#### Material shown ####

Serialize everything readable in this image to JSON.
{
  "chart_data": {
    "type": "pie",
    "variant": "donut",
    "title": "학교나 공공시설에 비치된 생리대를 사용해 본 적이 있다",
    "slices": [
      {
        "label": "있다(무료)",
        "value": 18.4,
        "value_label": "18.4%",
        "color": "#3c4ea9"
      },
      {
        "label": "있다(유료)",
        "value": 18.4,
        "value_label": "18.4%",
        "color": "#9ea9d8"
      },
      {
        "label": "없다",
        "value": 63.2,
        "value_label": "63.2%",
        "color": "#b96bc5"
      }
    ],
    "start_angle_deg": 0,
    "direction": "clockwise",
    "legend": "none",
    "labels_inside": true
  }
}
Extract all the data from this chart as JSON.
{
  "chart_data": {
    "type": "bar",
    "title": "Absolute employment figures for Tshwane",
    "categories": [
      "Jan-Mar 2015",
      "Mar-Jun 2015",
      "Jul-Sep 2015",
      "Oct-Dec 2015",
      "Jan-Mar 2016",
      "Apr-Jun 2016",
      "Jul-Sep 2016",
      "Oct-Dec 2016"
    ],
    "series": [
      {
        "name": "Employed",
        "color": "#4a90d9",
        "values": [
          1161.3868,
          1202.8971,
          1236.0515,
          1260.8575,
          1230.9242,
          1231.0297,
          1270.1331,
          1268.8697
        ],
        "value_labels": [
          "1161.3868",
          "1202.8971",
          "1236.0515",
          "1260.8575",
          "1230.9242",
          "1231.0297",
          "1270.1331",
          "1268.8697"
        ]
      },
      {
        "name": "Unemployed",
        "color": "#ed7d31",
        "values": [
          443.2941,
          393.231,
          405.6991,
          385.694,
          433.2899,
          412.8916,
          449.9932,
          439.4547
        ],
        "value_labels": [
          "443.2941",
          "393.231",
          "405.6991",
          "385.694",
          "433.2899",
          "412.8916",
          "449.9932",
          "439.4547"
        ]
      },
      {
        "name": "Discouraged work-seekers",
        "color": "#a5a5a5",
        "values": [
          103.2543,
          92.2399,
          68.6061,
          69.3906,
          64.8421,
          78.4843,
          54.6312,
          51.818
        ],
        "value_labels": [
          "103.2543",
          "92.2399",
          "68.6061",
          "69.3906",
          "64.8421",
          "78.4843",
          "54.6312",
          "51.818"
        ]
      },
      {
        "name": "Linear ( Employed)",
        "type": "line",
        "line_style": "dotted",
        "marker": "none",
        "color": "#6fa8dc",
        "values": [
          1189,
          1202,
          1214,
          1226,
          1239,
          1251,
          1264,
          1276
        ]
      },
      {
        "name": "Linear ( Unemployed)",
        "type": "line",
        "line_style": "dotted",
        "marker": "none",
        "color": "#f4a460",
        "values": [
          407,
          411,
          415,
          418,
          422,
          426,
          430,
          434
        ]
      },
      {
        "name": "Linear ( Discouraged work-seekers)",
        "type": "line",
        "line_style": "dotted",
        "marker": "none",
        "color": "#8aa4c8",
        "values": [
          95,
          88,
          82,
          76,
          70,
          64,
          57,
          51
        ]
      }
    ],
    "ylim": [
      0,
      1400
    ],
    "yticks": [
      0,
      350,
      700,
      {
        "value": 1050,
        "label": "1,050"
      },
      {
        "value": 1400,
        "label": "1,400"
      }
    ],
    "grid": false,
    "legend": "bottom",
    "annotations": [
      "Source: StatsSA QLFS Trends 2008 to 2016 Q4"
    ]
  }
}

####

▸ Directive: Reproduce the records above exactly as they appear.

▸ Answer for the task:
Serialize everything readable in this image to JSON.
{
  "chart_data": {
    "type": "pie",
    "variant": "donut",
    "title": "학교나 공공시설에 비치된 생리대를 사용해 본 적이 있다",
    "slices": [
      {
        "label": "있다(무료)",
        "value": 18.4,
        "value_label": "18.4%",
        "color": "#3c4ea9"
      },
      {
        "label": "있다(유료)",
        "value": 18.4,
        "value_label": "18.4%",
        "color": "#9ea9d8"
      },
      {
        "label": "없다",
        "value": 63.2,
        "value_label": "63.2%",
        "color": "#b96bc5"
      }
    ],
    "start_angle_deg": 0,
    "direction": "clockwise",
    "legend": "none",
    "labels_inside": true
  }
}
Extract all the data from this chart as JSON.
{
  "chart_data": {
    "type": "bar",
    "title": "Absolute employment figures for Tshwane",
    "categories": [
      "Jan-Mar 2015",
      "Mar-Jun 2015",
      "Jul-Sep 2015",
      "Oct-Dec 2015",
      "Jan-Mar 2016",
      "Apr-Jun 2016",
      "Jul-Sep 2016",
      "Oct-Dec 2016"
    ],
    "series": [
      {
        "name": "Employed",
        "color": "#4a90d9",
        "values": [
          1161.3868,
          1202.8971,
          1236.0515,
          1260.8575,
          1230.9242,
          1231.0297,
          1270.1331,
          1268.8697
        ],
        "value_labels": [
          "1161.3868",
          "1202.8971",
          "1236.0515",
          "1260.8575",
          "1230.9242",
          "1231.0297",
          "1270.1331",
          "1268.8697"
        ]
      },
      {
        "name": "Unemployed",
        "color": "#ed7d31",
        "values": [
          443.2941,
          393.231,
          405.6991,
          385.694,
          433.2899,
          412.8916,
          449.9932,
          439.4547
        ],
        "value_labels": [
          "443.2941",
          "393.231",
          "405.6991",
          "385.694",
          "433.2899",
          "412.8916",
          "449.9932",
          "439.4547"
        ]
      },
      {
        "name": "Discouraged work-seekers",
        "color": "#a5a5a5",
        "values": [
          103.2543,
          92.2399,
          68.6061,
          69.3906,
          64.8421,
          78.4843,
          54.6312,
          51.818
        ],
        "value_labels": [
          "103.2543",
          "92.2399",
          "68.6061",
          "69.3906",
          "64.8421",
          "78.4843",
          "54.6312",
          "51.818"
        ]
      },
      {
        "name": "Linear ( Employed)",
        "type": "line",
        "line_style": "dotted",
        "marker": "none",
        "color": "#6fa8dc",
        "values": [
          1189,
          1202,
          1214,
          1226,
          1239,
          1251,
          1264,
          1276
        ]
      },
      {
        "name": "Linear ( Unemployed)",
        "type": "line",
        "line_style": "dotted",
        "marker": "none",
        "color": "#f4a460",
        "values": [
          407,
          411,
          415,
          418,
          422,
          426,
          430,
          434
        ]
      },
      {
        "name": "Linear ( Discouraged work-seekers)",
        "type": "line",
        "line_style": "dotted",
        "marker": "none",
        "color": "#8aa4c8",
        "values": [
          95,
          88,
          82,
          76,
          70,
          64,
          57,
          51
        ]
      }
    ],
    "ylim": [
      0,
      1400
    ],
    "yticks": [
      0,
      350,
      700,
      {
        "value": 1050,
        "label": "1,050"
      },
      {
        "value": 1400,
        "label": "1,400"
      }
    ],
    "grid": false,
    "legend": "bottom",
    "annotations": [
      "Source: StatsSA QLFS Trends 2008 to 2016 Q4"
    ]
  }
}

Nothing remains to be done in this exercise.